What the exercise asks. Pull every line with the word "horizontal" out of the entries below.

☆ ☆ ☆

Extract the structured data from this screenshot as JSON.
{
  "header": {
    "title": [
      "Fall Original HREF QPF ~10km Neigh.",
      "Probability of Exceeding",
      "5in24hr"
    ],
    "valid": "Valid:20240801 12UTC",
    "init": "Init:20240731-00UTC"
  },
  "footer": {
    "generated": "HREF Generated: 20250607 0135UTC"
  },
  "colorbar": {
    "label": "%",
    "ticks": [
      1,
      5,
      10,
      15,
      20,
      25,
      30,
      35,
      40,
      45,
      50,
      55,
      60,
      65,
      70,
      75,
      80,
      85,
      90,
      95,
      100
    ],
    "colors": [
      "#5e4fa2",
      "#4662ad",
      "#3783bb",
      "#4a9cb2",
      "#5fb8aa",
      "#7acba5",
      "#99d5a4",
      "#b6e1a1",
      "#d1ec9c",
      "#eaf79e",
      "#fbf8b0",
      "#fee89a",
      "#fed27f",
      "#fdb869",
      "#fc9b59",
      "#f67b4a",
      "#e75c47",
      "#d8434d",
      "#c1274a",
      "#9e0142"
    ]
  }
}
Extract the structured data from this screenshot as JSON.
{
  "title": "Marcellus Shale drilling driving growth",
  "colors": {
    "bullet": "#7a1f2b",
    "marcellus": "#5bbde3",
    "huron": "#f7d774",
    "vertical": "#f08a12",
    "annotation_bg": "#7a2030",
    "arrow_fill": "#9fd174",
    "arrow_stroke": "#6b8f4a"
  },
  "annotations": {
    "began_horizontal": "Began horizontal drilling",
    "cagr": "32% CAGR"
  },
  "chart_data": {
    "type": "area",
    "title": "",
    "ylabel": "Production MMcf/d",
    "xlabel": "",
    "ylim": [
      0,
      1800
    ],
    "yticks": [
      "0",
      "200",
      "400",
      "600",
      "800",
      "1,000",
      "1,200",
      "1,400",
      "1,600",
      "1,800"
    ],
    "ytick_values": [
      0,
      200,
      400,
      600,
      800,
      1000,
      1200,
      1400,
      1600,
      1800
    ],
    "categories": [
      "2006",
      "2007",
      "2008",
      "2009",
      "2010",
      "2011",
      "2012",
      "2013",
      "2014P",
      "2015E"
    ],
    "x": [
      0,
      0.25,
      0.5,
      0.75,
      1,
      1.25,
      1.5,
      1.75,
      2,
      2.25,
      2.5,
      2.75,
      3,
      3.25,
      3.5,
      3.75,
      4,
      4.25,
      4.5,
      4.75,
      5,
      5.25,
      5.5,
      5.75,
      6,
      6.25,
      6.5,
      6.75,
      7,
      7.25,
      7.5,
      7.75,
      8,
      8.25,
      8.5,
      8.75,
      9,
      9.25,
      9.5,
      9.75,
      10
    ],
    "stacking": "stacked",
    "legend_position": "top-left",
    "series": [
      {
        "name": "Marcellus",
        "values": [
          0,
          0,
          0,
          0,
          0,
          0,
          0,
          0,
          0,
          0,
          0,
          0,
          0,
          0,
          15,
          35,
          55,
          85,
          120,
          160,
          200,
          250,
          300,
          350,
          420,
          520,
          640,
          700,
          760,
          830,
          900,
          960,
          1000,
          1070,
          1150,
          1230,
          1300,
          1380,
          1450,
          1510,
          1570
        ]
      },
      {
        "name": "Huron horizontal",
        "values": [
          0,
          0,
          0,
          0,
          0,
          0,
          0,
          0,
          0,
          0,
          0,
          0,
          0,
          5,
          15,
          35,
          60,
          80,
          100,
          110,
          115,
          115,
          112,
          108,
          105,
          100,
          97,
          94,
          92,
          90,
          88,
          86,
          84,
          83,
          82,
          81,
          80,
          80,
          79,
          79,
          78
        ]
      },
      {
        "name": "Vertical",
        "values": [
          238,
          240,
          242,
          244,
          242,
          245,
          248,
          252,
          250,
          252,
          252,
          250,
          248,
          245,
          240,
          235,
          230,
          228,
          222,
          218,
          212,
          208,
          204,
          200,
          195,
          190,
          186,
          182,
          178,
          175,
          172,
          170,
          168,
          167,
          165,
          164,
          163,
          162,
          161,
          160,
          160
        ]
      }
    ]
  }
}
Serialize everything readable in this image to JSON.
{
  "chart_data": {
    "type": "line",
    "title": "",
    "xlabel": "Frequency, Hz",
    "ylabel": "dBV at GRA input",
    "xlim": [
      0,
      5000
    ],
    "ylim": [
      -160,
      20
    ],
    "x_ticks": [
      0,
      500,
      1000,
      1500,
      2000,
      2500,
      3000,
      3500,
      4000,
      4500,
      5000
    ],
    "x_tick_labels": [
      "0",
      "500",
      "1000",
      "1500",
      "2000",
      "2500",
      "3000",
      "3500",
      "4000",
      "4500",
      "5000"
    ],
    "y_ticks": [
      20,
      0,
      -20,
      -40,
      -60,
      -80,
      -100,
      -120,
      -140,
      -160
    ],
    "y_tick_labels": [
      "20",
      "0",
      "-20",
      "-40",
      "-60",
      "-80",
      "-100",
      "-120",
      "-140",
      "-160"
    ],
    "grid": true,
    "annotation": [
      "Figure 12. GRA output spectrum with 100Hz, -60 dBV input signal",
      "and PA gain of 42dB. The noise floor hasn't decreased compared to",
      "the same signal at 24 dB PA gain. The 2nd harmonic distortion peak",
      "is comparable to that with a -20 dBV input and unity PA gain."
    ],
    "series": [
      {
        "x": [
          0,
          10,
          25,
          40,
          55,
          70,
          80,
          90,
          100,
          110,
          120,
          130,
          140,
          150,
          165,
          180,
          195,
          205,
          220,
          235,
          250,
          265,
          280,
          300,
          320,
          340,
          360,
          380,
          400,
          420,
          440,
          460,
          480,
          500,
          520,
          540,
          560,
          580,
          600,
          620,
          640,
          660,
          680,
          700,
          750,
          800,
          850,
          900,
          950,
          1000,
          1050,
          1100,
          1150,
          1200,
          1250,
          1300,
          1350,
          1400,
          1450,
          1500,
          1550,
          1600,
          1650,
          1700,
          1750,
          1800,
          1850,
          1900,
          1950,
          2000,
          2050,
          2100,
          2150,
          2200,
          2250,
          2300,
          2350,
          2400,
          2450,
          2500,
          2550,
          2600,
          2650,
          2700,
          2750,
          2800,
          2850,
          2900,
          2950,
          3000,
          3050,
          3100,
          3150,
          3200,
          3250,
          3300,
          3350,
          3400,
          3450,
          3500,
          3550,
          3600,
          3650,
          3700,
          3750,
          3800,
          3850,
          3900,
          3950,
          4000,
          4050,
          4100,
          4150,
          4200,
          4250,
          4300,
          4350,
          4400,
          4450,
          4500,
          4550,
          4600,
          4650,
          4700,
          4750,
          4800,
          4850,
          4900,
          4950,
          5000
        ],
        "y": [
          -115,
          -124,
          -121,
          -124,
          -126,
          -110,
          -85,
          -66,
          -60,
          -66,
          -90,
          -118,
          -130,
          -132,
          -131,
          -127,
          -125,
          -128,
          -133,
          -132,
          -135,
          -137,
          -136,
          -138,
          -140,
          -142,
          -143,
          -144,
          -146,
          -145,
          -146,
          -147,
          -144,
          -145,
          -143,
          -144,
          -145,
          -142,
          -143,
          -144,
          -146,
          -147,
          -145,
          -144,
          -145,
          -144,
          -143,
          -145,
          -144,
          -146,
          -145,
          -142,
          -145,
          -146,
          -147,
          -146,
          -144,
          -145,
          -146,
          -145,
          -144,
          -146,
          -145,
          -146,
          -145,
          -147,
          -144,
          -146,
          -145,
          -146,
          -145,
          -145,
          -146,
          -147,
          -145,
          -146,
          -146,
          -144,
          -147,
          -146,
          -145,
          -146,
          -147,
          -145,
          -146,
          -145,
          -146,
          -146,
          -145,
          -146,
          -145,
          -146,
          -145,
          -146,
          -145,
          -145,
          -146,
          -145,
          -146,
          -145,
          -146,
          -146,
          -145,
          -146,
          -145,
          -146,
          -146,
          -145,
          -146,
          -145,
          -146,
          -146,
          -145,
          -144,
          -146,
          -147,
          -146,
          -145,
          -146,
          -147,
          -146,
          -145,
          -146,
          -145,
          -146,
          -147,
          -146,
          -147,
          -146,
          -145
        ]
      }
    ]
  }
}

☆ ☆ ☆

Task result.
    "began_horizontal": "Began horizontal drilling",
        "name": "Huron horizontal",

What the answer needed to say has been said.